* **DIRECTIVE**
Write the next part of the biography of Julius "Papa Cairo" Lamperez below, starting after its final sentence.
>> start SOURCE
- Papa Cairo with Harry Choates

Background information
- Birth name: Julius Angelle Lamperez
- Also known as: Papa Cairo
- Born: July 27, 1920 New Orleans, Louisiana
- Died: November 13, 1999 (aged 79) Crowley, Louisiana
- Genres: Cajun, country
- Occupation(s): Musician, vocalist
- Instrument: Lap steel guitar
- Labels: Decca, Bluebird, Feature Records, B&C Records

= Julius Lamperez =

Julius Angelle "Papa Cairo" Lamperez (born July 27, 1920 New Orleans, Louisiana – d. November 13, 1999 Crowley, Louisiana) was a popular guitarist, steel guitarist and country string band artist in Louisiana and southeast Texas during the 1930s through the 1950s. He would later be known as the first person to write the tune "Grand Texas" which would later be popularized by Moon Mullican and Hank Williams as the song Jambalaya.
>> end SOURCE
>> start RECORD EXCERPTS
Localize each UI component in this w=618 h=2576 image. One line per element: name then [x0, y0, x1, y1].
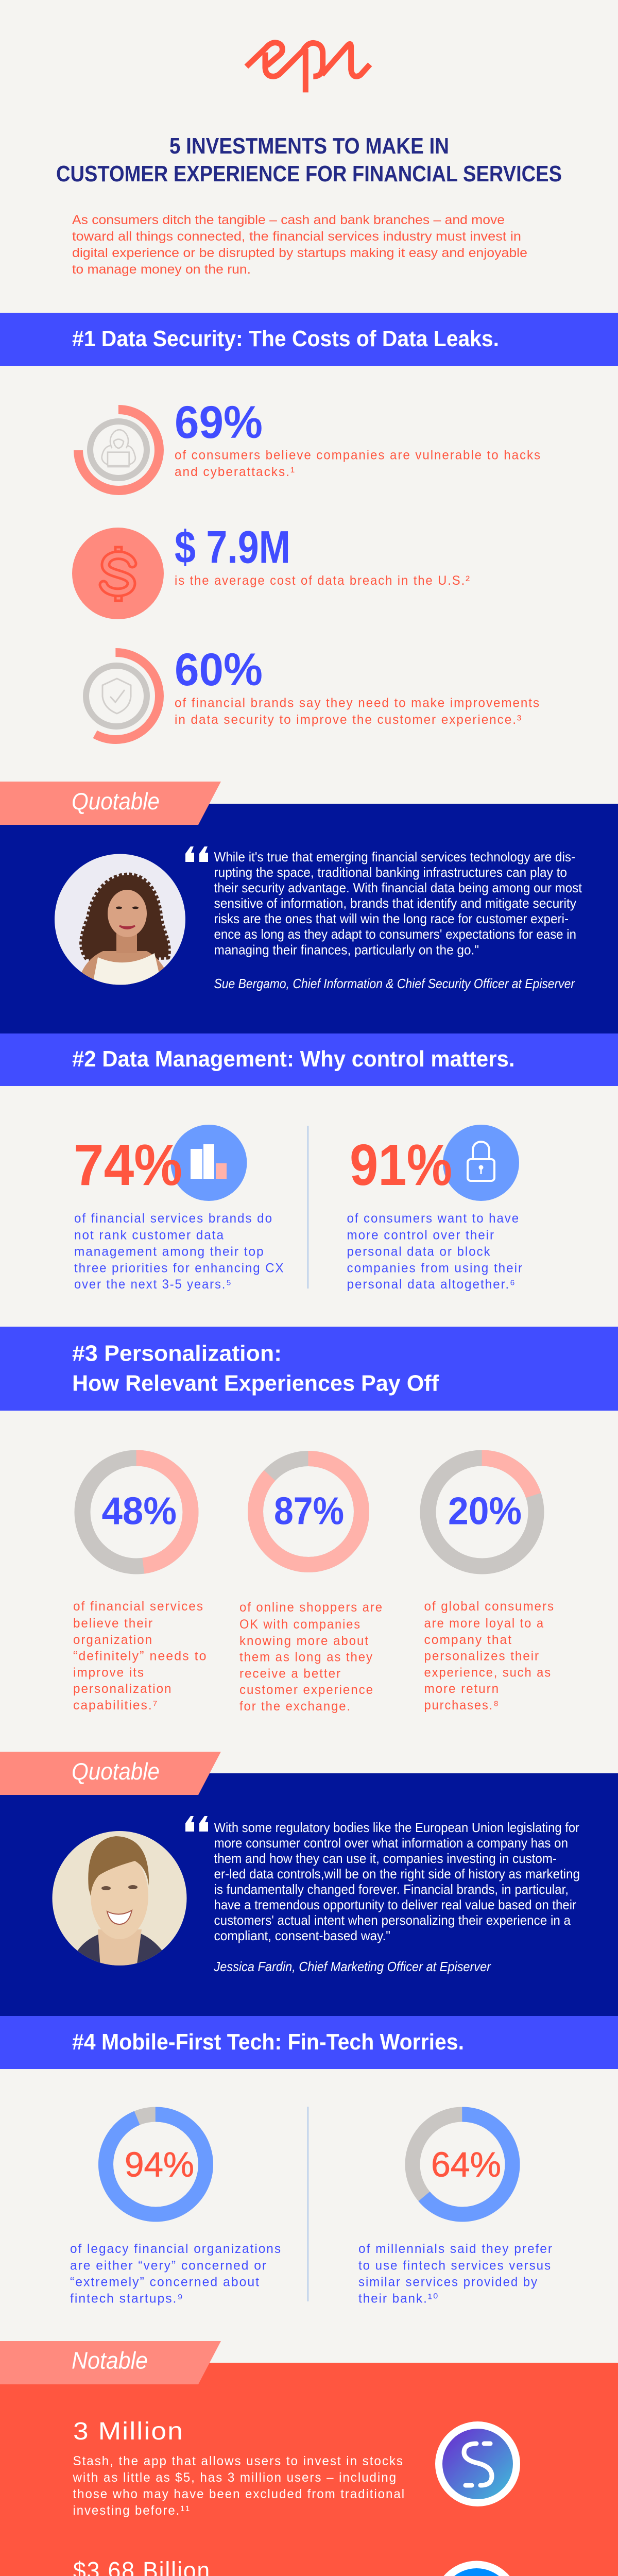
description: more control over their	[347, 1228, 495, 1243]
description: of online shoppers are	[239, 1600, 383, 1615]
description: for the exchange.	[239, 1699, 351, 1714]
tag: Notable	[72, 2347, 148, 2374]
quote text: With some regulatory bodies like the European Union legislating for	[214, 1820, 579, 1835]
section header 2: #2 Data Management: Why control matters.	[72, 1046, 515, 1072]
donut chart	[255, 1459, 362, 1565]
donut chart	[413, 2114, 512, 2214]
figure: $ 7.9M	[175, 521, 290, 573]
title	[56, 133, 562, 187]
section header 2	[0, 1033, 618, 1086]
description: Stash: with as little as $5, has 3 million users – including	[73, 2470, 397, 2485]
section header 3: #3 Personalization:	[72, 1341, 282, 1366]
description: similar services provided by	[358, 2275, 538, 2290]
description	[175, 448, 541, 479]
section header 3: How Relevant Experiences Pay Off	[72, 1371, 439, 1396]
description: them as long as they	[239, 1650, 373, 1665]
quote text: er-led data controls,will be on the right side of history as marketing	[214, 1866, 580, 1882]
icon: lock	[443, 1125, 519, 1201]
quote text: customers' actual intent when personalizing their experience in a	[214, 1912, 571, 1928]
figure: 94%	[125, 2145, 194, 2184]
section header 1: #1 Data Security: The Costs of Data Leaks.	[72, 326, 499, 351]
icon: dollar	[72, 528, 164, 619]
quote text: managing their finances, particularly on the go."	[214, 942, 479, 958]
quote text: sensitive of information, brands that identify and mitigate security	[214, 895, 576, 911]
>> end RECORD EXCERPTS
* **RESULT OF THE EXERCISE**
== Biography ==

Julius "Papa Cairo" Lamperez playing guitar, 1938

Lamperez was born in New Orleans but raised in Crowley. By 1932, at age of 12, he learned to read music and play the fiddle and became good friends with Joe Falcon and Cleoma Breaux. He married Bessie Short. In 1934, he formed the Daylight Creepers band along with guitarist Bill Redlich and fiddler Erby Thibodeaux. Their music was broadcast on KVOL. When not playing music, he played football and loved boxing.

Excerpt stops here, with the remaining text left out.